Survation carried out a poll published, 19th February, 2014, which addressed the issue. Here is an excerpt from the conclusions on currency: “The preferences of what both ‘Yes' and ‘No' voters wanted were broadly similar, with both having a strong preference for a currency union that would enable them to keep the pound (41% for ‘Yes' voters and even more, 52%, for ‘No' voters). But when asked what they expected to actually happen, only 23% of ‘No' voters expected a currency union to come about, less than half of those who had wanted that as their preferred option. In contrast, fully 45% of ‘Yes' voters were confident that a currency union would come about”. But the currency union didn't happen.
The transformation in SNP/independence currency policy since 2014 is total, but the evidence that the public has yet been persuaded is much thinner than proponents wish to believe. They are complacent. They are looking for easier to deal with excuses for the inability to move the ‘dial' on independence support than for currency. I do not claim it is the only problem: but it is a factor, it hasn't been fixed, and so far has been poorly, and unconvincingly addressed as a matter of critical public persuasion.
The damascene conversion of the SNP to a Scottish currency subsequently to 2014 had nothing to do with choices made from conviction. There was little choice (this too has been ‘glossed'). The conversion from the Sterling commitment was based on the fact that it was Scotland's pound, only as long as Scotland was in the Union. There, was the inconvenient fact. The British government laid out its position, bluntly; choice played little part in it.
Essentially, one party in the Union, rUK (remain UK - England, Wales, NI), had to ensure a “continuator” state existed; and that there was no final dissolution of the rump UK state. Critical factors were the 2,000+ global diplomatic, economic and monetary treaties of the UK; and the National Debt, to select only some obvious critical continuities. rUK was incontestably the only viable candidate as continuator state (for the detail, see ‘Scotland analysis: Devolution and the implications of Scottish independence'; HMG, February, 2013, Cm8554). It became clear that without rUK voluntarily agreeing to a currency union, Scotland could not assert legal rights over Sterling: and rUK, in the event made clear it was not going to offer a currency union (for the detail see ‘Scotland analysis: Assessment of a sterling currency union'; HMG, February, 2014, Cm8815; and for outright rejection of a currency union, speech by George Osborne, Chancellor, 13th February, 2014 “If Scotland walks away from the UK, it walks away from the UK pound”; see also, letter from the Chief Secretary to the Treasury, Nick McPherson to the Chancellor, 11th February, 2014, attached to Cm8815).
-.-.-
* _Task 1_
Transcribe the passage on Scottish independence and currency between "Survation carried out" and "union didn't happen.", inclusive.
* _Task 2_
In the passage on Scottish independence and currency, what percentage of 'No' voters in the Survation poll preferred a currency union that would let them keep the pound?
None of the rows after this sentence are needed.

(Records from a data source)
-.-.-
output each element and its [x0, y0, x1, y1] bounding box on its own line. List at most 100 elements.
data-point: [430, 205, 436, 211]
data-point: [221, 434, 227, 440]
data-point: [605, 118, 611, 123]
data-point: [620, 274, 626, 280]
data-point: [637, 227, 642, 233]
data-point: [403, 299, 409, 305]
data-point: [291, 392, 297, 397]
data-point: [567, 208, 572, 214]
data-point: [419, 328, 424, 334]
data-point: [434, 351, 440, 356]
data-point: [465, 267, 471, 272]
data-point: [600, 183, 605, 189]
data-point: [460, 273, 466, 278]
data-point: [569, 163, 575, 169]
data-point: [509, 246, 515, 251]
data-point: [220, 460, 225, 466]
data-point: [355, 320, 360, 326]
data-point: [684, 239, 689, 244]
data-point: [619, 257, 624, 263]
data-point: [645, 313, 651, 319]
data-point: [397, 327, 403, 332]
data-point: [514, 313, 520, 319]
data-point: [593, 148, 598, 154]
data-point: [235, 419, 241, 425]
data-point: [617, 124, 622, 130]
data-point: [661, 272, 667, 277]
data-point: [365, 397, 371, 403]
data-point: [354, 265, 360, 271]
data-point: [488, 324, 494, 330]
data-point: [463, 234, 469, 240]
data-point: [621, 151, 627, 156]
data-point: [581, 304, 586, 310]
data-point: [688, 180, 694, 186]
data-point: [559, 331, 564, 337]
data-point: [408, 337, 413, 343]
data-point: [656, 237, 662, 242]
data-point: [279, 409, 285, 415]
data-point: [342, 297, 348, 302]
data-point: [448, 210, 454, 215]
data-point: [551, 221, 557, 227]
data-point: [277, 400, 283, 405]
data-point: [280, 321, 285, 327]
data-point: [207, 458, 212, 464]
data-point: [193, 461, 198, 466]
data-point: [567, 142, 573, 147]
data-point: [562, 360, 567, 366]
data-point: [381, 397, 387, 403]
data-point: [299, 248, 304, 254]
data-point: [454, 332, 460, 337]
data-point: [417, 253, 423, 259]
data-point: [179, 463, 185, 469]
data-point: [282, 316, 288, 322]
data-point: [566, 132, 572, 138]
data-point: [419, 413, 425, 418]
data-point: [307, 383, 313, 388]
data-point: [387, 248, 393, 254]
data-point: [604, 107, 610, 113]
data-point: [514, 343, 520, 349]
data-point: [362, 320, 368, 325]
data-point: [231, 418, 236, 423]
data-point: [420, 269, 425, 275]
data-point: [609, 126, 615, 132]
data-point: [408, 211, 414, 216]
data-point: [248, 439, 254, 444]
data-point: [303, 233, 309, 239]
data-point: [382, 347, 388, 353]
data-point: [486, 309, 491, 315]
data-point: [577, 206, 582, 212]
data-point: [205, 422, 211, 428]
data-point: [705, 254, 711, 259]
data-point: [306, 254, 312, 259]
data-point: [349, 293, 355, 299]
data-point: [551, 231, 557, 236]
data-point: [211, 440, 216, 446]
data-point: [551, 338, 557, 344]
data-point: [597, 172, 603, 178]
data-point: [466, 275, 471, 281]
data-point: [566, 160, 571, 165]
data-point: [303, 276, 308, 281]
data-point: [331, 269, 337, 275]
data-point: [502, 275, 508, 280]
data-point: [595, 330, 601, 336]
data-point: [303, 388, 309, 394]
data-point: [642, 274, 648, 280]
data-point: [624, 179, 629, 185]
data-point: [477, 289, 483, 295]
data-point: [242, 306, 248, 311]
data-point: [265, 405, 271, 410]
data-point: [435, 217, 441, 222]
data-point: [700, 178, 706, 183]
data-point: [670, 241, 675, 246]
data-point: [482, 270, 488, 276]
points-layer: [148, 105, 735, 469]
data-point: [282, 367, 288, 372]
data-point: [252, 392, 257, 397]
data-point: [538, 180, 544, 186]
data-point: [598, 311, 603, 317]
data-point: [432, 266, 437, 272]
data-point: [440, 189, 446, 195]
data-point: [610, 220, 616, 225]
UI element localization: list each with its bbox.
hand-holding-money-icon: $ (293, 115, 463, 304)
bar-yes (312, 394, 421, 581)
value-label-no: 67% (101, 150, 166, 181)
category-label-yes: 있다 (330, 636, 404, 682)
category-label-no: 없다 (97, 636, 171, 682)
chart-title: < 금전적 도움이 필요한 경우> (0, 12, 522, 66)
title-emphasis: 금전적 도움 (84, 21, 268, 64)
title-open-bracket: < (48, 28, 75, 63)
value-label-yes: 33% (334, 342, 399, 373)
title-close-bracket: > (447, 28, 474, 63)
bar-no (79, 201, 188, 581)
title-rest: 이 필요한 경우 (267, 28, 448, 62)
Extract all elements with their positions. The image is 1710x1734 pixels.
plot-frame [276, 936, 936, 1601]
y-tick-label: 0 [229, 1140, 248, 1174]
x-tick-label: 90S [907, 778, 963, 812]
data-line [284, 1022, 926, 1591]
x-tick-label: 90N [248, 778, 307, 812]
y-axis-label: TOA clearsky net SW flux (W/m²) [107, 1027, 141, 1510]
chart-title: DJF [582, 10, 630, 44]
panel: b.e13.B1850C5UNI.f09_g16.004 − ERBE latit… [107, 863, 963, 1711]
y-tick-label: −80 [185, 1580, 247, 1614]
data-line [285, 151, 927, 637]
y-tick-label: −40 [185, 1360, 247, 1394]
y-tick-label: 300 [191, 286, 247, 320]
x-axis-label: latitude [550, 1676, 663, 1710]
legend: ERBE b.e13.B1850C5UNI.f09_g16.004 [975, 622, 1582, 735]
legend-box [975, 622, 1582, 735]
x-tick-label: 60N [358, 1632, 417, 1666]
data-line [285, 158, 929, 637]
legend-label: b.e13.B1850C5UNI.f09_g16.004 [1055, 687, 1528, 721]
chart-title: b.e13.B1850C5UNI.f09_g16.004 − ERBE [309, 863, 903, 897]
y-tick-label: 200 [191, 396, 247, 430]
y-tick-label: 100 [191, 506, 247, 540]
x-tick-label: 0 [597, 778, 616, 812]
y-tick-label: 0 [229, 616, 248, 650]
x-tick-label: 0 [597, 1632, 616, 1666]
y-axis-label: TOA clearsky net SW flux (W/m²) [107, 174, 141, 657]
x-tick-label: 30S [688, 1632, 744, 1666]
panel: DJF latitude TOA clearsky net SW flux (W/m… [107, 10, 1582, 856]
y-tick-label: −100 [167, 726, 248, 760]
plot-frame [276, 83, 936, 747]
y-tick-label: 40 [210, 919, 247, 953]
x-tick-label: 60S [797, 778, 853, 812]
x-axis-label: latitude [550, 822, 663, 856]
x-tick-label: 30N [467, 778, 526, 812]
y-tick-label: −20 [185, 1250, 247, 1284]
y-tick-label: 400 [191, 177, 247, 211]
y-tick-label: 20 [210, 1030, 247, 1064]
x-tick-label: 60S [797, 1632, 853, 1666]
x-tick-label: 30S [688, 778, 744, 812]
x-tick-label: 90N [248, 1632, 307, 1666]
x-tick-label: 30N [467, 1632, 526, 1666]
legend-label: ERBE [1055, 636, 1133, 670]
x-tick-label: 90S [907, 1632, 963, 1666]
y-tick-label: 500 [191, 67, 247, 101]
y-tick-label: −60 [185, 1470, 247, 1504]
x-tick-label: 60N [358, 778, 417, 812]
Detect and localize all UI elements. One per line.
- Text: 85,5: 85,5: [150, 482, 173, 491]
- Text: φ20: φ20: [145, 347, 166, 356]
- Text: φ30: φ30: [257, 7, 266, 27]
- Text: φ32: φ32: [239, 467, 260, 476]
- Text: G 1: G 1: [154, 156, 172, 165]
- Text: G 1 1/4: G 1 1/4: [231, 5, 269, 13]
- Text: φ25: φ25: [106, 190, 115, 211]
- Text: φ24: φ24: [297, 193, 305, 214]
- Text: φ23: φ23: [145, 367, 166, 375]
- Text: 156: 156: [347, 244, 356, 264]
-.-.-
* _Answer 1_
Survation carried out a poll published, 19th February, 2014, which addressed the issue. Here is an excerpt from the conclusions on currency: “The preferences of what both ‘Yes' and ‘No' voters wanted were broadly similar, with both having a strong preference for a currency union that would enable them to keep the pound (41% for ‘Yes' voters and even more, 52%, for ‘No' voters). But when asked what they expected to actually happen, only 23% of ‘No' voters expected a currency union to come about, less than half of those who had wanted that as their preferred option. In contrast, fully 45% of ‘Yes' voters were confident that a currency union would come about”. But the currency union didn't happen.

* _Answer 2_
52%